SET PROBLEM:
Copy out each line of the data that holds the word "JSON".

----------------------------------------

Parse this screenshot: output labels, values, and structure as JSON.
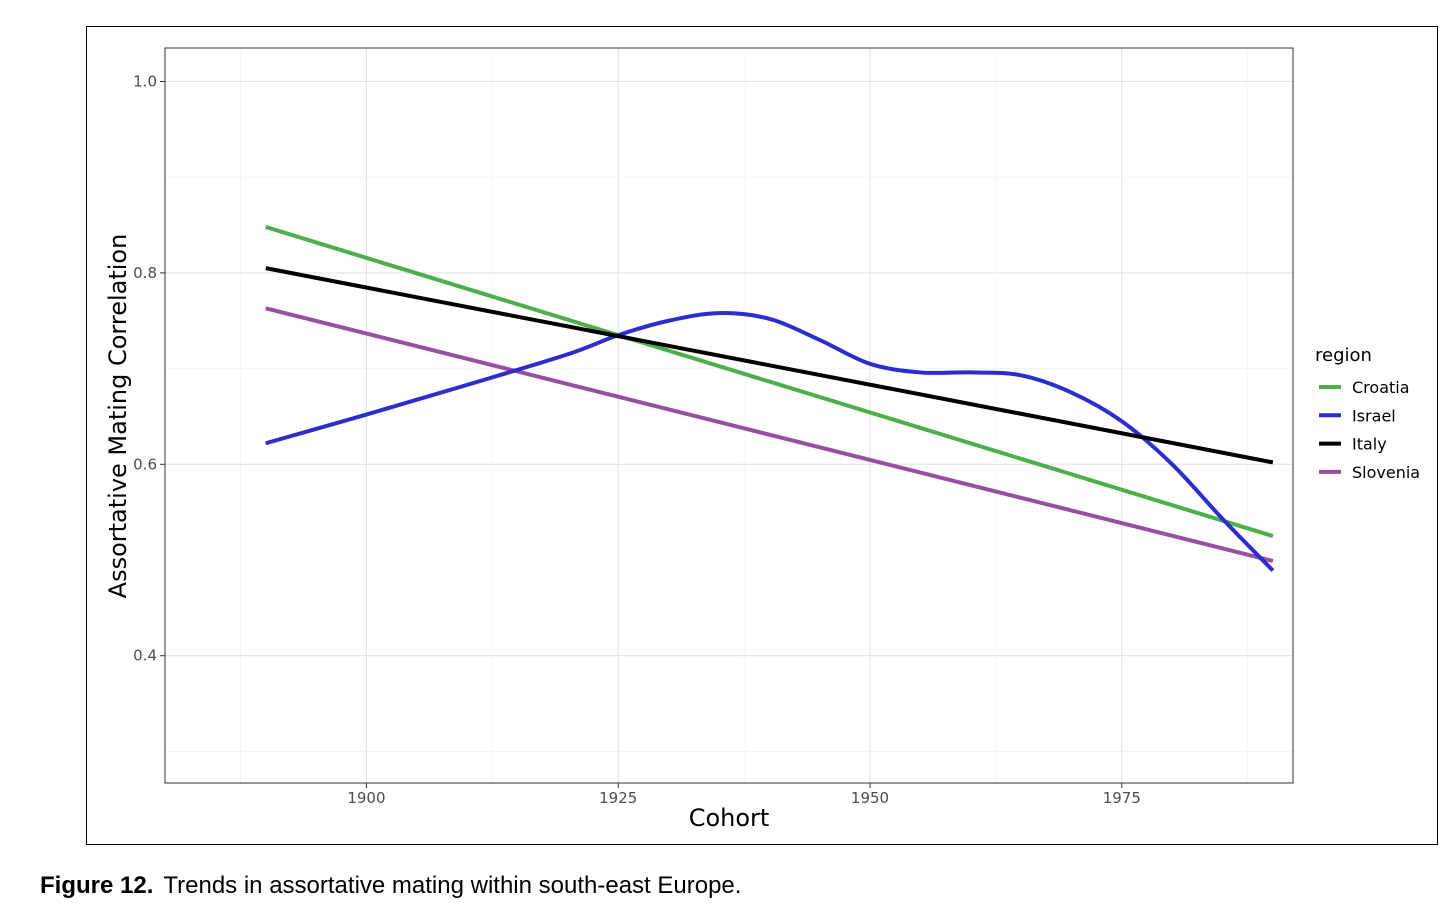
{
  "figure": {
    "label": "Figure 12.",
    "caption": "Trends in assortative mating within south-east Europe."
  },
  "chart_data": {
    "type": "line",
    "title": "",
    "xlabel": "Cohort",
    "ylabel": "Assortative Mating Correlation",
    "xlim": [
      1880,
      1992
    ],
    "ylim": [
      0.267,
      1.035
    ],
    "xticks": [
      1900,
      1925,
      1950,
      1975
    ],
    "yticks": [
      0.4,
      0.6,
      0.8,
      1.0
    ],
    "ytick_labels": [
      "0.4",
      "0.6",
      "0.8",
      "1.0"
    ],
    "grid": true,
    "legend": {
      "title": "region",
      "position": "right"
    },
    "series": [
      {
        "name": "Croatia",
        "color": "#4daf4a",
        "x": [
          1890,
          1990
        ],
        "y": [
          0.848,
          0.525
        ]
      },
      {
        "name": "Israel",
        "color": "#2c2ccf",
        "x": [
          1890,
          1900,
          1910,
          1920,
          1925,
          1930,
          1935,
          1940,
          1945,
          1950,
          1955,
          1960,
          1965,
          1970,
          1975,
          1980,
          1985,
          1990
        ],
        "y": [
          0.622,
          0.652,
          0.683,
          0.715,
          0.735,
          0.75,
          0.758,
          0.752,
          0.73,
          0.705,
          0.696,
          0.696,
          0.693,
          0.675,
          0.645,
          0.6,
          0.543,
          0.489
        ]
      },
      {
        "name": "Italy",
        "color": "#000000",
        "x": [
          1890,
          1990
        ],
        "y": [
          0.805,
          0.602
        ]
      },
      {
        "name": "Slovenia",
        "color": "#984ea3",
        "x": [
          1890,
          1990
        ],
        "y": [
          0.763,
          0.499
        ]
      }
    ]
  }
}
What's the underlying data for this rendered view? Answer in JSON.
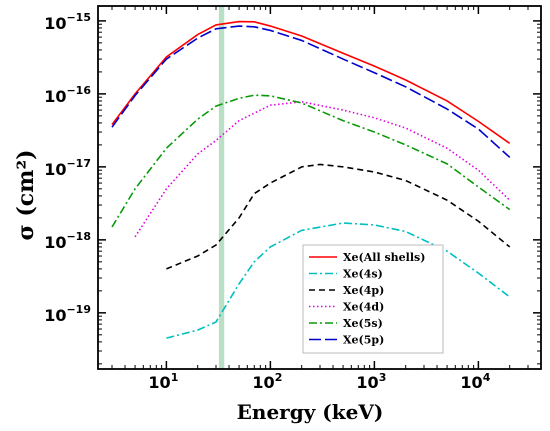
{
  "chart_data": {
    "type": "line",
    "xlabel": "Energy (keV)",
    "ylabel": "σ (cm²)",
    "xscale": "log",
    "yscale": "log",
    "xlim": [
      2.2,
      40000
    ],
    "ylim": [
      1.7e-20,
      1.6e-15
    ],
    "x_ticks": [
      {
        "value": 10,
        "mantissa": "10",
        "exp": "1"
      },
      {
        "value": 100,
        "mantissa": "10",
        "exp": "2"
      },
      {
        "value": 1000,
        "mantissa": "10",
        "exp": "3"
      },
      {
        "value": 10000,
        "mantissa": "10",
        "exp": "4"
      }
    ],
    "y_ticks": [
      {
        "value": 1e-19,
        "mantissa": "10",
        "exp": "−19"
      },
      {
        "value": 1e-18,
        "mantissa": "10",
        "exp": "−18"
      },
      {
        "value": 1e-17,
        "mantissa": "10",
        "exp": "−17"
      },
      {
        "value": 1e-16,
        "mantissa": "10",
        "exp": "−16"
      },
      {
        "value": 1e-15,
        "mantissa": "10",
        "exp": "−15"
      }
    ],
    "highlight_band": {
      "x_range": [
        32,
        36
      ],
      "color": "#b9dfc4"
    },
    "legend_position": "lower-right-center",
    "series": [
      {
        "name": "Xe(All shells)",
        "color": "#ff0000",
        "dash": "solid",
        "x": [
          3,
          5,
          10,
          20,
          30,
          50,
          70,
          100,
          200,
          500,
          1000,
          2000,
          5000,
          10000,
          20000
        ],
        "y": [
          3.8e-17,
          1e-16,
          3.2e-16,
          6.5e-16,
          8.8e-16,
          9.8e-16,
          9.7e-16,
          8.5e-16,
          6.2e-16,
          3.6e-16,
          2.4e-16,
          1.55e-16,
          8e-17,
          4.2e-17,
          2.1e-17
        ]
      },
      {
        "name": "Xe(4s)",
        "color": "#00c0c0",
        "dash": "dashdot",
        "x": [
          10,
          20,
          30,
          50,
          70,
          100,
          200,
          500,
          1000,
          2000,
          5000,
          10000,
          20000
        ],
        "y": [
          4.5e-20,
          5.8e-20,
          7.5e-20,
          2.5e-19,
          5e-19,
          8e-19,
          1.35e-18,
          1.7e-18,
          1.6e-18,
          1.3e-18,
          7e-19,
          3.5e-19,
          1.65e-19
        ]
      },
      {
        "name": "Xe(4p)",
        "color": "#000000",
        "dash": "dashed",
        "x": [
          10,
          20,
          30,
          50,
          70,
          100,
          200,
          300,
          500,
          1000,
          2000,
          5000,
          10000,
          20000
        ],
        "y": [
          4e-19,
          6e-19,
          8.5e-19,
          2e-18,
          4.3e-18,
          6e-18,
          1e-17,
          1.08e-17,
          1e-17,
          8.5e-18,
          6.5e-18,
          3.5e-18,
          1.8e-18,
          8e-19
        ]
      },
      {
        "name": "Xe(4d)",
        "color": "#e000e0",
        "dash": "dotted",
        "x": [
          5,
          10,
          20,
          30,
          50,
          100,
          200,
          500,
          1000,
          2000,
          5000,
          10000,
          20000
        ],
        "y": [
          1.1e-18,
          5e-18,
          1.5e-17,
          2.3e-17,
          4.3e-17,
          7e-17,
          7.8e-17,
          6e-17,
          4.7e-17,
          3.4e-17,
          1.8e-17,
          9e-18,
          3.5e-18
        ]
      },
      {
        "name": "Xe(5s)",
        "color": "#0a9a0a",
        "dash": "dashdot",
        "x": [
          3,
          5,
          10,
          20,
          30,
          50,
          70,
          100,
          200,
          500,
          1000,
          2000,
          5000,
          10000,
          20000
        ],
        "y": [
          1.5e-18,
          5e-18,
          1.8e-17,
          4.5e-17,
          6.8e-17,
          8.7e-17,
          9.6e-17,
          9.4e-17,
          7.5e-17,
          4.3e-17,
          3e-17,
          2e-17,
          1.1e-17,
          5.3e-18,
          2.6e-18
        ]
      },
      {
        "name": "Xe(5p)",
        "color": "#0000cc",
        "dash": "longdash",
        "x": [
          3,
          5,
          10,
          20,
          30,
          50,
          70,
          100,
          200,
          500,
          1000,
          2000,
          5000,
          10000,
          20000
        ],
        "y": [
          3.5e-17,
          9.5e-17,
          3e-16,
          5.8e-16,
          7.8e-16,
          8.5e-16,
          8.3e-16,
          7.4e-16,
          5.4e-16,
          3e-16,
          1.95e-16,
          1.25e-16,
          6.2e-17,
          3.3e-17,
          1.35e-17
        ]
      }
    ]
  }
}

----------------------------------------

OUTPUT FOR THIS TASK:
Parse this screenshot: output labels, values, and structure as JSON.
What's the underlying data for this rendered view? Answer in JSON.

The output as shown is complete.